• _THE TASK_
Return the listing word for word, as given.

• _MATERIAL PROVIDED_
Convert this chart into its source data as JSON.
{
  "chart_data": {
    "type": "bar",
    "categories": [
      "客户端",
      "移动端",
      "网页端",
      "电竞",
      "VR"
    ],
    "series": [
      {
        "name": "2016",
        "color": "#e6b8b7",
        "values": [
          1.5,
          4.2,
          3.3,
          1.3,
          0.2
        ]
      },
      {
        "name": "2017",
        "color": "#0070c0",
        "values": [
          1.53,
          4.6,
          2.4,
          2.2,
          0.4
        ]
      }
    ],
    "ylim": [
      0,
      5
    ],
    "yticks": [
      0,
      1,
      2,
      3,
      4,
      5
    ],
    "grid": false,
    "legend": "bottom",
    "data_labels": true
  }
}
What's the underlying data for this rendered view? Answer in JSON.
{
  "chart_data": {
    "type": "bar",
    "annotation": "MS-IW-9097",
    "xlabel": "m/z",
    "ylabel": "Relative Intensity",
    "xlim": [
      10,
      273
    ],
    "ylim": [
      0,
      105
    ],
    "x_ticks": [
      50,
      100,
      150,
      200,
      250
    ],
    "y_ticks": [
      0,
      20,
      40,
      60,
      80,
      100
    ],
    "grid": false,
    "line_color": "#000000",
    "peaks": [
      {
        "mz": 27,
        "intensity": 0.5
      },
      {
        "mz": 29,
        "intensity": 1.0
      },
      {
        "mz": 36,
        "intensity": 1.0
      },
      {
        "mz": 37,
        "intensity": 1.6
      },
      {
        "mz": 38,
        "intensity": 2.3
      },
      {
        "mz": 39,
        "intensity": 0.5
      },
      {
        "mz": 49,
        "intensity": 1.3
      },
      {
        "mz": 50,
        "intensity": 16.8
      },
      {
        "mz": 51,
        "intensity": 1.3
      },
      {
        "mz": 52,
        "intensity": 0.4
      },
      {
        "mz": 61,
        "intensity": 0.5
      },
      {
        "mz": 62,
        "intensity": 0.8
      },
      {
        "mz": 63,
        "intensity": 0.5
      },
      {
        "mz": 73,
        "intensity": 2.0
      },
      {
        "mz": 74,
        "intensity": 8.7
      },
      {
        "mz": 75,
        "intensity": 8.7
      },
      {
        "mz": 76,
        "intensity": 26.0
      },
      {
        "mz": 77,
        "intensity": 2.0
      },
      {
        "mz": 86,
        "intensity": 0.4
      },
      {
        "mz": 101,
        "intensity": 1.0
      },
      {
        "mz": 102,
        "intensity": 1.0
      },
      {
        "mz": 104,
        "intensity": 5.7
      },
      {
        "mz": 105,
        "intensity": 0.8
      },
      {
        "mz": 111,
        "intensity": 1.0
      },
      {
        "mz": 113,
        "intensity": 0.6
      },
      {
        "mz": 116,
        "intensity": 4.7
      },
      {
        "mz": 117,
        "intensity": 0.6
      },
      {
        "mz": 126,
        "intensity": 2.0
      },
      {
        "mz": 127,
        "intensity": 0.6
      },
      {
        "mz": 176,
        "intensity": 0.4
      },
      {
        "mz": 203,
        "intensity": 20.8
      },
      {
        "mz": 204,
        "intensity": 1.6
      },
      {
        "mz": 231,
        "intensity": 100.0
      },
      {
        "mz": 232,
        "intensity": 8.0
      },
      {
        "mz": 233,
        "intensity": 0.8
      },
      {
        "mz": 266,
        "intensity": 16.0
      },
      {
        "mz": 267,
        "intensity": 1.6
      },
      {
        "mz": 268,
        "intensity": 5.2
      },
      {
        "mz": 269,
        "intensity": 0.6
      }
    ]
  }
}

• _RESULT BELOW_
Convert this chart into its source data as JSON.
{
  "chart_data": {
    "type": "bar",
    "categories": [
      "客户端",
      "移动端",
      "网页端",
      "电竞",
      "VR"
    ],
    "series": [
      {
        "name": "2016",
        "color": "#e6b8b7",
        "values": [
          1.5,
          4.2,
          3.3,
          1.3,
          0.2
        ]
      },
      {
        "name": "2017",
        "color": "#0070c0",
        "values": [
          1.53,
          4.6,
          2.4,
          2.2,
          0.4
        ]
      }
    ],
    "ylim": [
      0,
      5
    ],
    "yticks": [
      0,
      1,
      2,
      3,
      4,
      5
    ],
    "grid": false,
    "legend": "bottom",
    "data_labels": true
  }
}
What's the underlying data for this rendered view? Answer in JSON.
{
  "chart_data": {
    "type": "bar",
    "annotation": "MS-IW-9097",
    "xlabel": "m/z",
    "ylabel": "Relative Intensity",
    "xlim": [
      10,
      273
    ],
    "ylim": [
      0,
      105
    ],
    "x_ticks": [
      50,
      100,
      150,
      200,
      250
    ],
    "y_ticks": [
      0,
      20,
      40,
      60,
      80,
      100
    ],
    "grid": false,
    "line_color": "#000000",
    "peaks": [
      {
        "mz": 27,
        "intensity": 0.5
      },
      {
        "mz": 29,
        "intensity": 1.0
      },
      {
        "mz": 36,
        "intensity": 1.0
      },
      {
        "mz": 37,
        "intensity": 1.6
      },
      {
        "mz": 38,
        "intensity": 2.3
      },
      {
        "mz": 39,
        "intensity": 0.5
      },
      {
        "mz": 49,
        "intensity": 1.3
      },
      {
        "mz": 50,
        "intensity": 16.8
      },
      {
        "mz": 51,
        "intensity": 1.3
      },
      {
        "mz": 52,
        "intensity": 0.4
      },
      {
        "mz": 61,
        "intensity": 0.5
      },
      {
        "mz": 62,
        "intensity": 0.8
      },
      {
        "mz": 63,
        "intensity": 0.5
      },
      {
        "mz": 73,
        "intensity": 2.0
      },
      {
        "mz": 74,
        "intensity": 8.7
      },
      {
        "mz": 75,
        "intensity": 8.7
      },
      {
        "mz": 76,
        "intensity": 26.0
      },
      {
        "mz": 77,
        "intensity": 2.0
      },
      {
        "mz": 86,
        "intensity": 0.4
      },
      {
        "mz": 101,
        "intensity": 1.0
      },
      {
        "mz": 102,
        "intensity": 1.0
      },
      {
        "mz": 104,
        "intensity": 5.7
      },
      {
        "mz": 105,
        "intensity": 0.8
      },
      {
        "mz": 111,
        "intensity": 1.0
      },
      {
        "mz": 113,
        "intensity": 0.6
      },
      {
        "mz": 116,
        "intensity": 4.7
      },
      {
        "mz": 117,
        "intensity": 0.6
      },
      {
        "mz": 126,
        "intensity": 2.0
      },
      {
        "mz": 127,
        "intensity": 0.6
      },
      {
        "mz": 176,
        "intensity": 0.4
      },
      {
        "mz": 203,
        "intensity": 20.8
      },
      {
        "mz": 204,
        "intensity": 1.6
      },
      {
        "mz": 231,
        "intensity": 100.0
      },
      {
        "mz": 232,
        "intensity": 8.0
      },
      {
        "mz": 233,
        "intensity": 0.8
      },
      {
        "mz": 266,
        "intensity": 16.0
      },
      {
        "mz": 267,
        "intensity": 1.6
      },
      {
        "mz": 268,
        "intensity": 5.2
      },
      {
        "mz": 269,
        "intensity": 0.6
      }
    ]
  }
}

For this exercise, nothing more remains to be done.